→ **EXERCISE INSTRUCTIONS**: Do any lines in the data below contain "Armutsrisikoquote"? If so, copy every one of them.

** Start of DATASET CONTENT **

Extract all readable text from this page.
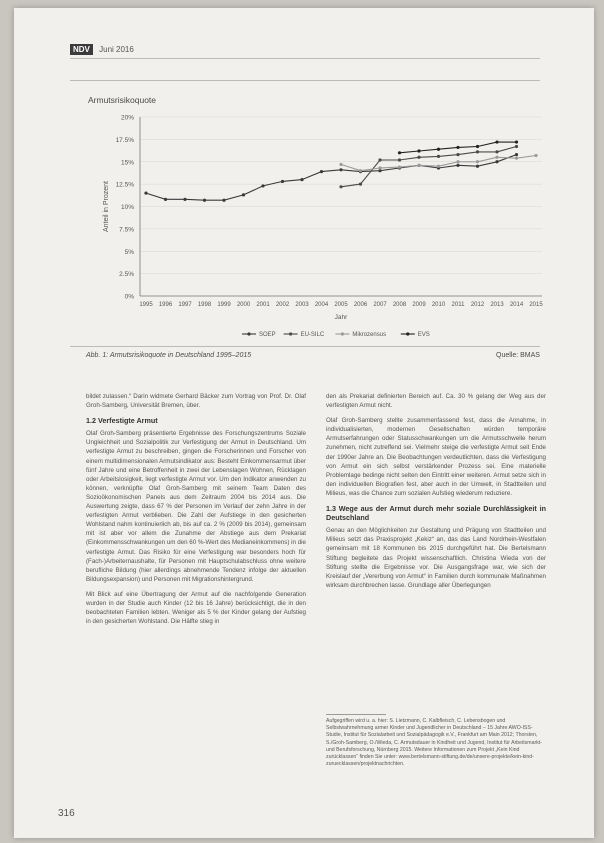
NDV Juni 2016
Armutsrisikoquote
0%
2.5%
5%
7.5%
10%
12.5%
15%
17.5%
20%
1995 1996 1997 1998 1999 2000 2001 2002 2003 2004 2005 2006 2007 2008 2009 2010 2011 2012 2013 2014 2015
Jahr
Anteil in Prozent
SOEP	EU-SILC	Mikrozensus	EVS
Abb. 1: Armutsrisikoquote in Deutschland 1995–2015	Quelle: BMAS

bildet zulassen.“ Darin widmete Gerhard Bäcker zum Vortrag von Prof. Dr. Olaf Groh-Samberg, Universität Bremen, über.

1.2 Verfestigte Armut

Olaf Groh-Samberg präsentierte Ergebnisse des Forschungszentrums Soziale Ungleichheit und Sozialpolitik zur Verfestigung der Armut in Deutschland. Um verfestigte Armut zu beschreiben, gingen die Forscherinnen und Forscher von einem multidimensionalen Armutsindikator aus: Besteht Einkommensarmut über fünf Jahre und eine Betroffenheit in zwei der Lebenslagen Wohnen, Rücklagen oder Arbeitslosigkeit, liegt verfestigte Armut vor. Um den Indikator anwenden zu können, verknüpfte Olaf Groh-Samberg mit seinem Team Daten des Sozioökonomischen Panels aus dem Zeitraum 2004 bis 2014 aus. Die Auswertung zeigte, dass 67 % der Personen im Verlauf der zehn Jahre in der verfestigten Armut verblieben. Die Zahl der Aufstiege in den gesicherten Wohlstand nahm kontinuierlich ab, bis auf ca. 2 % (2009 bis 2014), gemeinsam mit ist aber vor allem die Zunahme der Abstiege aus dem Prekariat (Einkommensschwankungen um den 60 %-Wert des Medianeinkommens) in die verfestigte Armut. Das Risiko für eine Verfestigung war besonders hoch für (Fach-)Arbeiternaushalte, für Personen mit Hauptschulabschluss ohne weitere berufliche Bildung (hier allerdings abnehmende Tendenz infolge der aktuellen Bildungsexpansion) und Personen mit Migrationshintergrund.

Mit Blick auf eine Übertragung der Armut auf die nachfolgende Generation wurden in der Studie auch Kinder (12 bis 16 Jahre) berücksichtigt, die in den beobachteten Familien lebten. Weniger als 5 % der Kinder gelang der Aufstieg in den gesicherten Wohlstand. Die Hälfte stieg in

den als Prekariat definierten Bereich auf. Ca. 30 % gelang der Weg aus der verfestigten Armut nicht.

Olaf Groh-Samberg stellte zusammenfassend fest, dass die Annahme, in individualisierten, modernen Gesellschaften würden temporäre Armutserfahrungen oder Statusschwankungen um die Armutsschwelle herum zunehmen, nicht zutreffend sei. Vielmehr steige die verfestigte Armut seit Ende der 1990er Jahre an. Die Beobachtungen verdeutlichten, dass die Verfestigung von Armut ein sich selbst verstärkender Prozess sei. Eine materielle Problemlage bedinge nicht selten den Eintritt einer weiteren. Armut setze sich in den individuellen Biografien fest, aber auch in der Umwelt, in Stadtteilen und Milieus, was die Chance zum sozialen Aufstieg wiederum reduziere.

1.3 Wege aus der Armut durch mehr soziale Durchlässigkeit in Deutschland

Genau an den Möglichkeiten zur Gestaltung und Prägung von Stadtteilen und Milieus setzt das Praxisprojekt „Kekiz“ an, das das Land Nordrhein-Westfalen gemeinsam mit 18 Kommunen bis 2015 durchgeführt hat. Die Bertelsmann Stiftung begleitete das Projekt wissenschaftlich. Christina Wieda von der Stiftung stellte die Ergebnisse vor. Die Ausgangsfrage war, wie sich der Kreislauf der „Vererbung von Armut“ in Familien durch kommunale Maßnahmen wirksam durchbrechen lasse. Grundlage aller Überlegungen

Aufgegriffen wird u. a. hier: S. Lietzmann, C. Kalbfleisch, C. Lebensbogen und Selbstwahrnehmung armer Kinder und Jugendlicher in Deutschland – 15 Jahre AWO-ISS-Studie, Institut für Sozialarbeit und Sozialpädagogik e.V., Frankfurt am Main 2012; Thorsten, S./Groh-Samberg, O./Wieda, C. Armutsdauer in Kindheit und Jugend, Institut für Arbeitsmarkt- und Berufsforschung, Nürnberg 2015. Weitere Informationen zum Projekt „Kein Kind zurücklassen“ finden Sie unter: www.bertelsmann-stiftung.de/de/unsere-projekte/kein-kind-zuruecklassen/projektnachrichten.
316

** End of DATASET CONTENT **

→ **ANSWER TO THIS EXERCISE**:
Armutsrisikoquote
Abb. 1: Armutsrisikoquote in Deutschland 1995–2015	Quelle: BMAS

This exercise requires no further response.